Objective:
Copy the material that follows word for word and omit its pictures.

↓↓↓

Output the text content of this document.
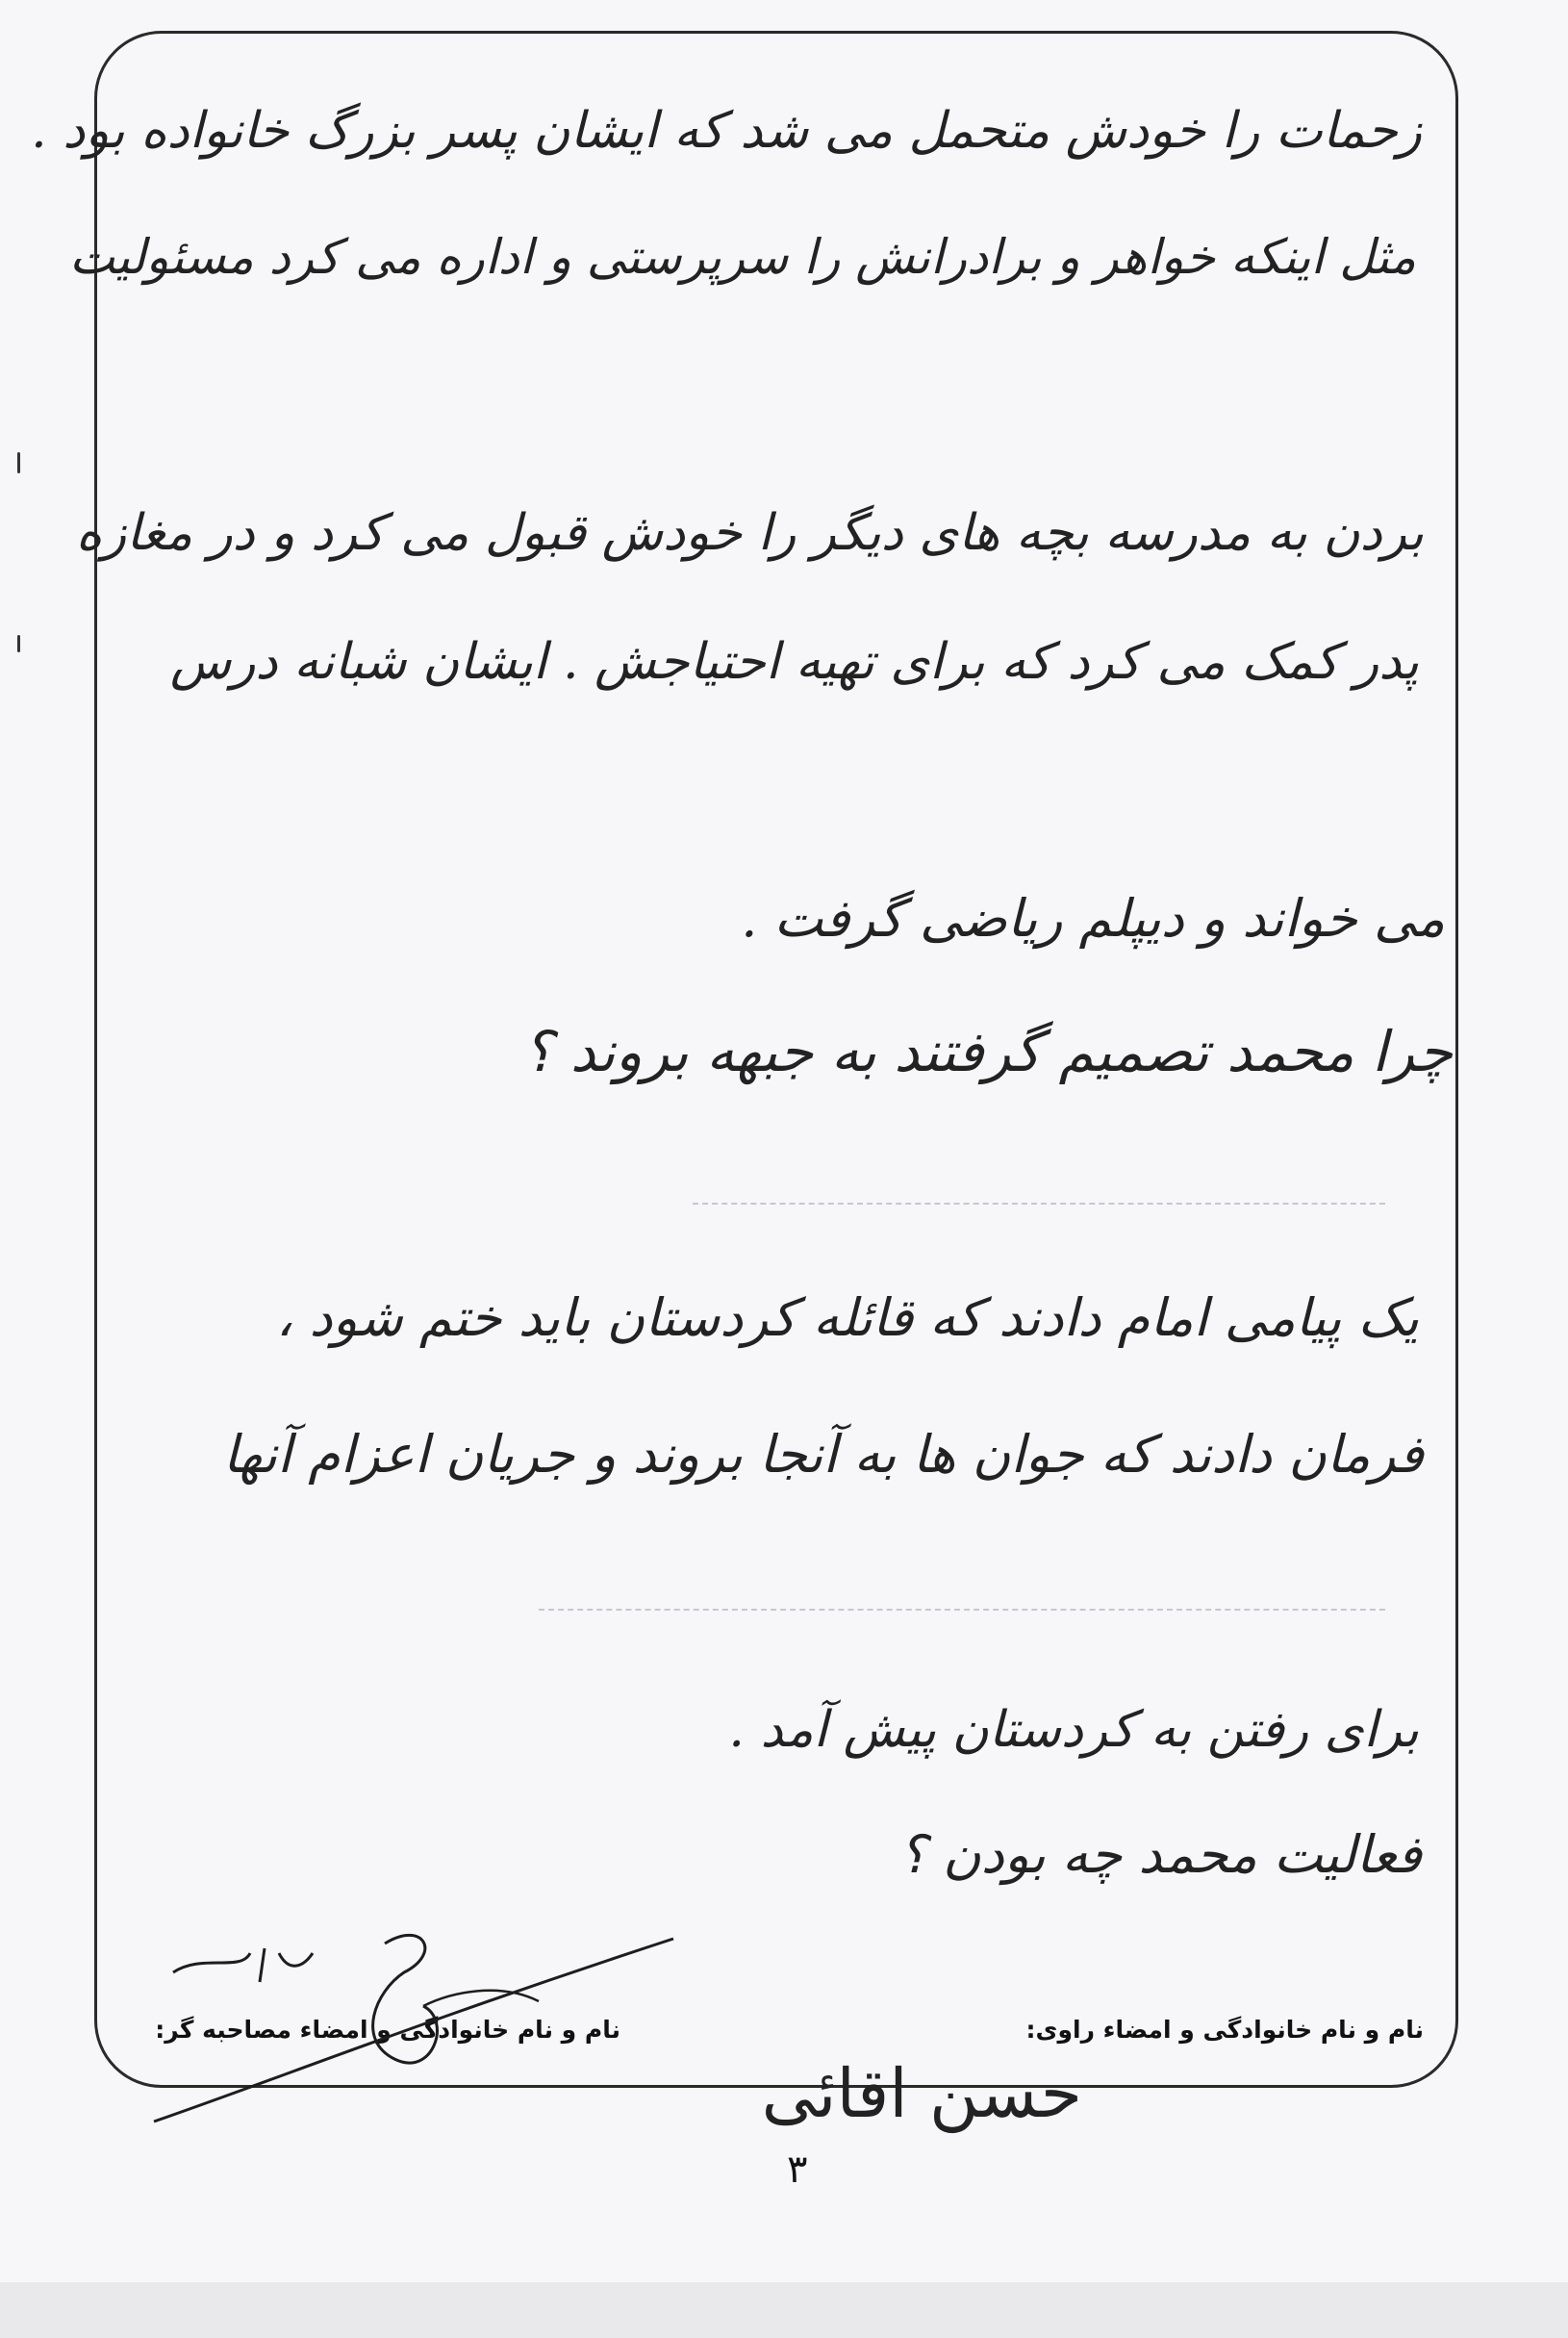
زحمات را خودش متحمل می شد که ایشان پسر بزرگ خانواده بود .
مثل اینکه خواهر و برادرانش را سرپرستی و اداره می کرد مسئولیت
بردن به مدرسه بچه های دیگر را خودش قبول می کرد و در مغازه
پدر کمک می کرد که برای تهیه احتیاجش . ایشان شبانه درس
می خواند و دیپلم ریاضی گرفت .
چرا محمد تصمیم گرفتند به جبهه بروند ؟
یک پیامی امام دادند که قائله کردستان باید ختم شود ،
فرمان دادند که جوان ها به آنجا بروند و جریان اعزام آنها
برای رفتن به کردستان پیش آمد .
فعالیت محمد چه بودن ؟
نام و نام خانوادگی و امضاء راوی:
نام و نام خانوادگی و امضاء مصاحبه گر:
حسن اقائی
۳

↑↑↑

Exercise answer:
Output the text content of this document.
زحمات را خودش متحمل می شد که ایشان پسر بزرگ خانواده بود .
مثل اینکه خواهر و برادرانش را سرپرستی و اداره می کرد مسئولیت
بردن به مدرسه بچه های دیگر را خودش قبول می کرد و در مغازه
پدر کمک می کرد که برای تهیه احتیاجش . ایشان شبانه درس
می خواند و دیپلم ریاضی گرفت .
چرا محمد تصمیم گرفتند به جبهه بروند ؟
یک پیامی امام دادند که قائله کردستان باید ختم شود ،
فرمان دادند که جوان ها به آنجا بروند و جریان اعزام آنها
برای رفتن به کردستان پیش آمد .
فعالیت محمد چه بودن ؟
نام و نام خانوادگی و امضاء راوی:
نام و نام خانوادگی و امضاء مصاحبه گر:
حسن اقائی
۳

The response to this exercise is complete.